• EXTRACTED ENTRIES
──────

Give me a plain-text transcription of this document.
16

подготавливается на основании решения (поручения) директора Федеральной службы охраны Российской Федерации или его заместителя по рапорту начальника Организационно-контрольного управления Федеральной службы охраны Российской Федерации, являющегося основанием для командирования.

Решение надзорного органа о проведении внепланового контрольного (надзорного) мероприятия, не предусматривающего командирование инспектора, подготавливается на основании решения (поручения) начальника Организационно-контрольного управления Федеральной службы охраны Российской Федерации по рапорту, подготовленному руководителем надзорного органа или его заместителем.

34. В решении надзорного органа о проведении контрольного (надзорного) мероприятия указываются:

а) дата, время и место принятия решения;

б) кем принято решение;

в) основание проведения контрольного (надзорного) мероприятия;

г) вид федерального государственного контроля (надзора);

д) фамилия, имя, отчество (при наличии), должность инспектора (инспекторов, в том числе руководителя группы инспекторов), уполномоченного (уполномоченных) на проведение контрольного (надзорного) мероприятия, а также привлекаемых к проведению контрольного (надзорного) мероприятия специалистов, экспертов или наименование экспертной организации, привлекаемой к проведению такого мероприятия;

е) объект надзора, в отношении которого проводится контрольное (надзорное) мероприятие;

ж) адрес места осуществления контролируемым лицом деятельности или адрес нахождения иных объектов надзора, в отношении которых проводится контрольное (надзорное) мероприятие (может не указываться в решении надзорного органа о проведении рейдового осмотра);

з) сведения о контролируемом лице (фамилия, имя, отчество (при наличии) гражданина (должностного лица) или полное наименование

──────

• PROBLEM STATEMENT
Each record should come back exactly as written.

• EXERCISE RESPONSE
Give me a plain-text transcription of this document.
16

подготавливается на основании решения (поручения) директора Федеральной службы охраны Российской Федерации или его заместителя по рапорту начальника Организационно-контрольного управления Федеральной службы охраны Российской Федерации, являющегося основанием для командирования.

Решение надзорного органа о проведении внепланового контрольного (надзорного) мероприятия, не предусматривающего командирование инспектора, подготавливается на основании решения (поручения) начальника Организационно-контрольного управления Федеральной службы охраны Российской Федерации по рапорту, подготовленному руководителем надзорного органа или его заместителем.

34. В решении надзорного органа о проведении контрольного (надзорного) мероприятия указываются:

а) дата, время и место принятия решения;

б) кем принято решение;

в) основание проведения контрольного (надзорного) мероприятия;

г) вид федерального государственного контроля (надзора);

д) фамилия, имя, отчество (при наличии), должность инспектора (инспекторов, в том числе руководителя группы инспекторов), уполномоченного (уполномоченных) на проведение контрольного (надзорного) мероприятия, а также привлекаемых к проведению контрольного (надзорного) мероприятия специалистов, экспертов или наименование экспертной организации, привлекаемой к проведению такого мероприятия;

е) объект надзора, в отношении которого проводится контрольное (надзорное) мероприятие;

ж) адрес места осуществления контролируемым лицом деятельности или адрес нахождения иных объектов надзора, в отношении которых проводится контрольное (надзорное) мероприятие (может не указываться в решении надзорного органа о проведении рейдового осмотра);

з) сведения о контролируемом лице (фамилия, имя, отчество (при наличии) гражданина (должностного лица) или полное наименование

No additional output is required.